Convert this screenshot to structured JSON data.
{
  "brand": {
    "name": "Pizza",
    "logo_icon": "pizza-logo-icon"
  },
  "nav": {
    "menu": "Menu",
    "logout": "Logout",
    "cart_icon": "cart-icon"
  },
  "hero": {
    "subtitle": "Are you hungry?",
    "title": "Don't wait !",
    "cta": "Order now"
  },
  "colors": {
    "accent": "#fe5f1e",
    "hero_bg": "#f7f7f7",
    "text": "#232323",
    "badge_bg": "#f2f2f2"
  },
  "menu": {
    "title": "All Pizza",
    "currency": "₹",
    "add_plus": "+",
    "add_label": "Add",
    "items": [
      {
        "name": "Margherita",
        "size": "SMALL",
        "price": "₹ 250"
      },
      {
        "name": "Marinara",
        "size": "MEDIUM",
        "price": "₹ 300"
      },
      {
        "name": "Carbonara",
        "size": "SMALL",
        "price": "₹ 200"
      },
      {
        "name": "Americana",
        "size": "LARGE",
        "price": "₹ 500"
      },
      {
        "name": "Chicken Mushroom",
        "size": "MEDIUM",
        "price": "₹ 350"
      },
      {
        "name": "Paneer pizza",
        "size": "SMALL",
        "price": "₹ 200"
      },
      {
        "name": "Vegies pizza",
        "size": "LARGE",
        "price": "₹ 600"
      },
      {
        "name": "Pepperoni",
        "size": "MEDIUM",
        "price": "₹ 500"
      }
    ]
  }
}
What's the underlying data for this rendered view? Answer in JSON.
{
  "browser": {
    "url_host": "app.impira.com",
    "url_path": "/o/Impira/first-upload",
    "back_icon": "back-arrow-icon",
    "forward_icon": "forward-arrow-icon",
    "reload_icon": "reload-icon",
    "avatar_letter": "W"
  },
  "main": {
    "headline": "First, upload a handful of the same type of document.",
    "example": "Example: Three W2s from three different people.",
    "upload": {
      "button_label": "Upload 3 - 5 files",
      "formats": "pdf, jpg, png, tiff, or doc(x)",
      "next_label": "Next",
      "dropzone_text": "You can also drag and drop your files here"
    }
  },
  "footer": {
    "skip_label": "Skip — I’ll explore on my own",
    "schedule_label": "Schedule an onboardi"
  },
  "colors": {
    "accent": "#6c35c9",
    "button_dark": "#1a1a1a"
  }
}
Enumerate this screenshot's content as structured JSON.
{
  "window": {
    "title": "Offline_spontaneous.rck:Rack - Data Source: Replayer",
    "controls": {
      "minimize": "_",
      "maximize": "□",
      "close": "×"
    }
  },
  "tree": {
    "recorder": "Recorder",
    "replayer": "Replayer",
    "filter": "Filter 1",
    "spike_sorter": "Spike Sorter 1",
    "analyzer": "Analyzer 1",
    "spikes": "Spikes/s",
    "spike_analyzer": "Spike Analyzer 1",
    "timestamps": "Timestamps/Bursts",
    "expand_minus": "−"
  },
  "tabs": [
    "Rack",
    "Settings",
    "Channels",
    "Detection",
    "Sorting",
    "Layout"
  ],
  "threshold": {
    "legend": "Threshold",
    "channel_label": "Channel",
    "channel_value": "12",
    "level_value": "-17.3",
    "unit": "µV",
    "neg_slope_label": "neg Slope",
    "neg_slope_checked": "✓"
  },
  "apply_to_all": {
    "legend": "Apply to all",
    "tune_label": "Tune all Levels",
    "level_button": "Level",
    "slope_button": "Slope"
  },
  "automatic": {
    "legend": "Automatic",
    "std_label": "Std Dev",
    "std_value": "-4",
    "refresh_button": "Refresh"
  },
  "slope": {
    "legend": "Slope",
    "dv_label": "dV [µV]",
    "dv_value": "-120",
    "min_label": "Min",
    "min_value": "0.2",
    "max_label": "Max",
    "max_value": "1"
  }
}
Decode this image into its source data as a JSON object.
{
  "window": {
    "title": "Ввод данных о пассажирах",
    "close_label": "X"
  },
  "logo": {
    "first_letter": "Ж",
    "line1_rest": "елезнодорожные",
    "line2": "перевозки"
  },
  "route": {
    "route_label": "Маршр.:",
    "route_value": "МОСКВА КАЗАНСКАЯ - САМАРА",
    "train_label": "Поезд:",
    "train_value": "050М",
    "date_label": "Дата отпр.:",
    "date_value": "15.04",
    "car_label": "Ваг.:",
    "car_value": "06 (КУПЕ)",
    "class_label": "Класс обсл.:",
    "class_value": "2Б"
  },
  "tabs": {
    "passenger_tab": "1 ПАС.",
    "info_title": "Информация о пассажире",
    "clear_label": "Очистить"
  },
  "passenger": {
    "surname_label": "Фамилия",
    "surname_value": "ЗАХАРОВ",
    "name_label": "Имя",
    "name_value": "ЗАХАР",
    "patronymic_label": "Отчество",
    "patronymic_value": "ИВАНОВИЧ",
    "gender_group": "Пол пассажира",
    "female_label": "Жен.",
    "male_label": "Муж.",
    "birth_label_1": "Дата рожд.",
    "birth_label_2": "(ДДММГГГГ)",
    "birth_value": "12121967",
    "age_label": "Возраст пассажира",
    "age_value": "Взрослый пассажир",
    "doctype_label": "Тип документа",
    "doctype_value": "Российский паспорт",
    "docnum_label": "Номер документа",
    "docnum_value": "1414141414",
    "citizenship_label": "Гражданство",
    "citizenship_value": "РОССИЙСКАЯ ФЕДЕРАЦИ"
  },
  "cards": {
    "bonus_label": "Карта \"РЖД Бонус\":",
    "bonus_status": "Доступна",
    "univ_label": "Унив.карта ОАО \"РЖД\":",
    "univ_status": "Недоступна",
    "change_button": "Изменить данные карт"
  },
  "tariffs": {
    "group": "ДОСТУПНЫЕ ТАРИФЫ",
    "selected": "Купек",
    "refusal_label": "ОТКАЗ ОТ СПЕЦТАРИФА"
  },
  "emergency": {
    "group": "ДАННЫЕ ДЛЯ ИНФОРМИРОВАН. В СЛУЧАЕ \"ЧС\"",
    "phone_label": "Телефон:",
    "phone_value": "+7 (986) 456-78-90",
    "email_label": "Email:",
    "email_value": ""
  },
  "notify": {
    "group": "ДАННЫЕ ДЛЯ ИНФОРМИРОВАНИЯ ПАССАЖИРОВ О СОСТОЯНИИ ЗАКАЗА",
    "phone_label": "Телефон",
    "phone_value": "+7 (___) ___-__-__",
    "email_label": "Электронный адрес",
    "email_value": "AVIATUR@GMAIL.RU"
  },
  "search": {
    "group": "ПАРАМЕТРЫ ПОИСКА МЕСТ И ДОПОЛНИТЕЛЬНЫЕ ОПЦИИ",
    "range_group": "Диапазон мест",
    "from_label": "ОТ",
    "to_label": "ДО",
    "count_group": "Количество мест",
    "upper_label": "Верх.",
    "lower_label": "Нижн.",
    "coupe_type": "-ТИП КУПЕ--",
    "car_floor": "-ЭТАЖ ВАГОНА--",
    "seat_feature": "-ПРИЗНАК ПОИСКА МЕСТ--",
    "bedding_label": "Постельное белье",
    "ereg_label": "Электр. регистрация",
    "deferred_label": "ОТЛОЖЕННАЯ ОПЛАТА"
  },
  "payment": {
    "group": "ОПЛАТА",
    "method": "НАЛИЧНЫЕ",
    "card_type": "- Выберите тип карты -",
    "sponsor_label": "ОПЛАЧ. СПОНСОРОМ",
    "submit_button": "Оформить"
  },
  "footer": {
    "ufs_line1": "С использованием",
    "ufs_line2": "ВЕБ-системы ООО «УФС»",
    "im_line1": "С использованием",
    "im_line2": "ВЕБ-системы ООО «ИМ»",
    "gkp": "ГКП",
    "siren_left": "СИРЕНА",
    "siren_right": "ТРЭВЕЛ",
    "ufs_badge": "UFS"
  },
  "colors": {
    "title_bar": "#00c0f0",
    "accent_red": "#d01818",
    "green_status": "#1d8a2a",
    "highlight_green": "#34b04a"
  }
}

### WHAT THIS TASK INVOLVES
From the listing above, pick out every line containing "ПОИСКА".

### REPLY
    "group": "ПАРАМЕТРЫ ПОИСКА МЕСТ И ДОПОЛНИТЕЛЬНЫЕ ОПЦИИ",
    "seat_feature": "-ПРИЗНАК ПОИСКА МЕСТ--",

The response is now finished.